Record list >>

= = = =

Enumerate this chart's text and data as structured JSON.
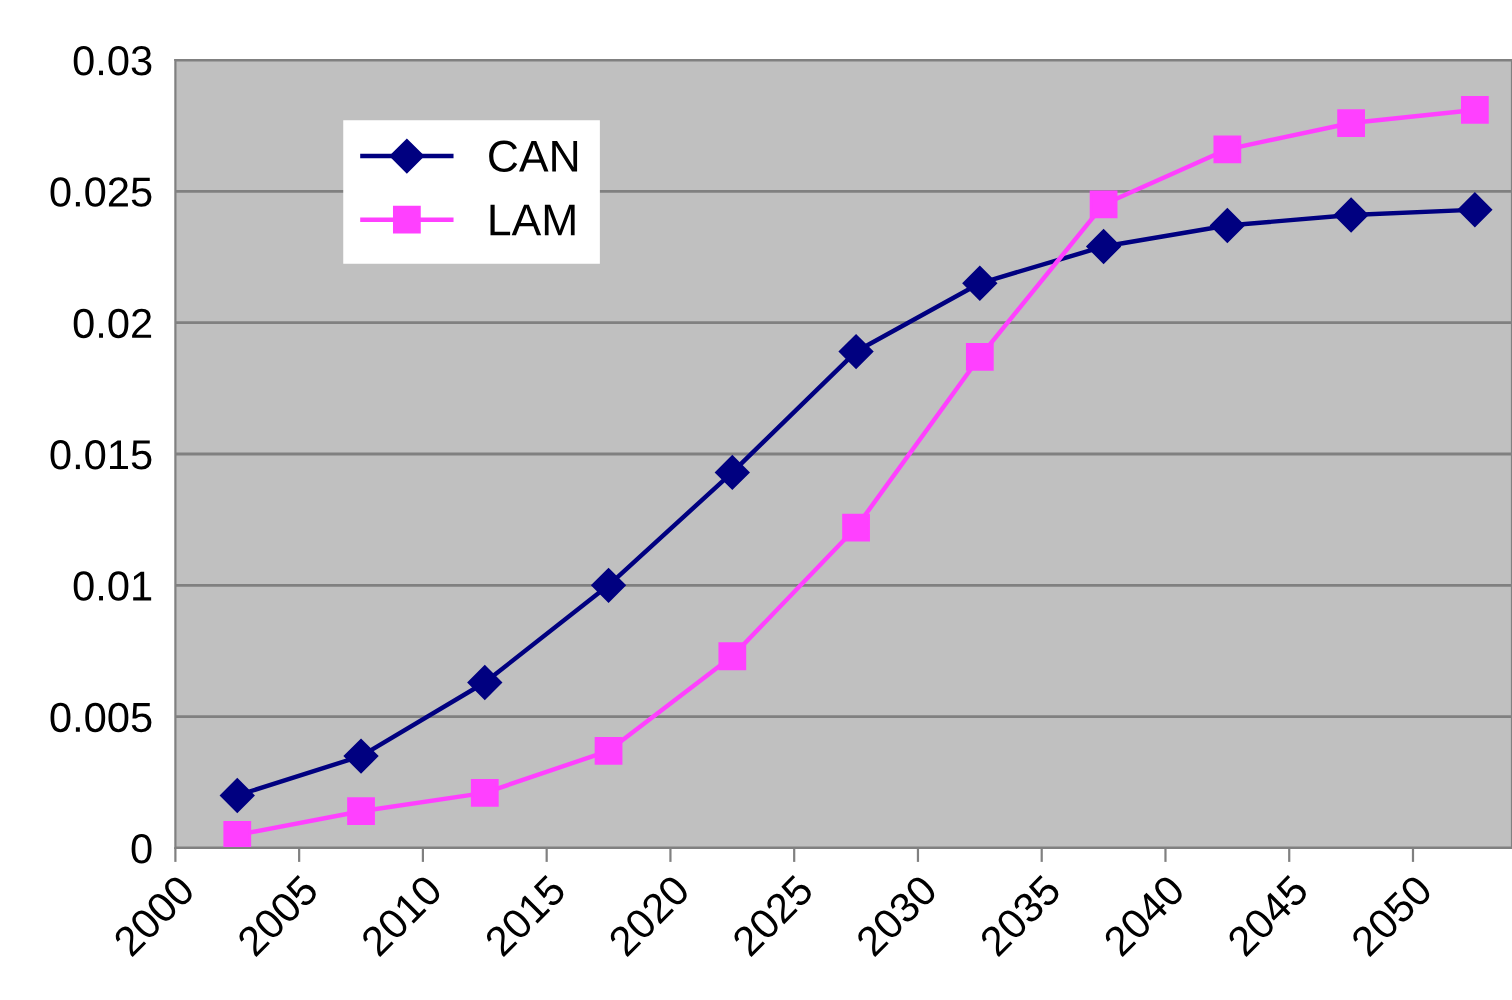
{
  "chart_data": {
    "type": "line",
    "x": [
      2002.5,
      2007.5,
      2012.5,
      2017.5,
      2022.5,
      2027.5,
      2032.5,
      2037.5,
      2042.5,
      2047.5,
      2052.5
    ],
    "series": [
      {
        "name": "CAN",
        "color": "#000080",
        "marker": "diamond",
        "values": [
          0.002,
          0.0035,
          0.0063,
          0.01,
          0.0143,
          0.0189,
          0.0215,
          0.0229,
          0.0237,
          0.0241,
          0.0243
        ]
      },
      {
        "name": "LAM",
        "color": "#ff40ff",
        "marker": "square",
        "values": [
          0.0005,
          0.0014,
          0.0021,
          0.0037,
          0.0073,
          0.0122,
          0.0187,
          0.0245,
          0.0266,
          0.0276,
          0.0281
        ]
      }
    ],
    "xlim": [
      2000,
      2054
    ],
    "xticks": [
      2000,
      2005,
      2010,
      2015,
      2020,
      2025,
      2030,
      2035,
      2040,
      2045,
      2050
    ],
    "ylim": [
      0,
      0.03
    ],
    "yticks": [
      0,
      0.005,
      0.01,
      0.015,
      0.02,
      0.025,
      0.03
    ],
    "grid": "y",
    "legend": "top left",
    "line_style": "solid"
  }
}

= = = =

Do this >> Copy every line of the data exactly as written, excluding the pictures.

The solution >>
Enumerate this chart's text and data as structured JSON.
{
  "chart_data": {
    "type": "line",
    "x": [
      2002.5,
      2007.5,
      2012.5,
      2017.5,
      2022.5,
      2027.5,
      2032.5,
      2037.5,
      2042.5,
      2047.5,
      2052.5
    ],
    "series": [
      {
        "name": "CAN",
        "color": "#000080",
        "marker": "diamond",
        "values": [
          0.002,
          0.0035,
          0.0063,
          0.01,
          0.0143,
          0.0189,
          0.0215,
          0.0229,
          0.0237,
          0.0241,
          0.0243
        ]
      },
      {
        "name": "LAM",
        "color": "#ff40ff",
        "marker": "square",
        "values": [
          0.0005,
          0.0014,
          0.0021,
          0.0037,
          0.0073,
          0.0122,
          0.0187,
          0.0245,
          0.0266,
          0.0276,
          0.0281
        ]
      }
    ],
    "xlim": [
      2000,
      2054
    ],
    "xticks": [
      2000,
      2005,
      2010,
      2015,
      2020,
      2025,
      2030,
      2035,
      2040,
      2045,
      2050
    ],
    "ylim": [
      0,
      0.03
    ],
    "yticks": [
      0,
      0.005,
      0.01,
      0.015,
      0.02,
      0.025,
      0.03
    ],
    "grid": "y",
    "legend": "top left",
    "line_style": "solid"
  }
}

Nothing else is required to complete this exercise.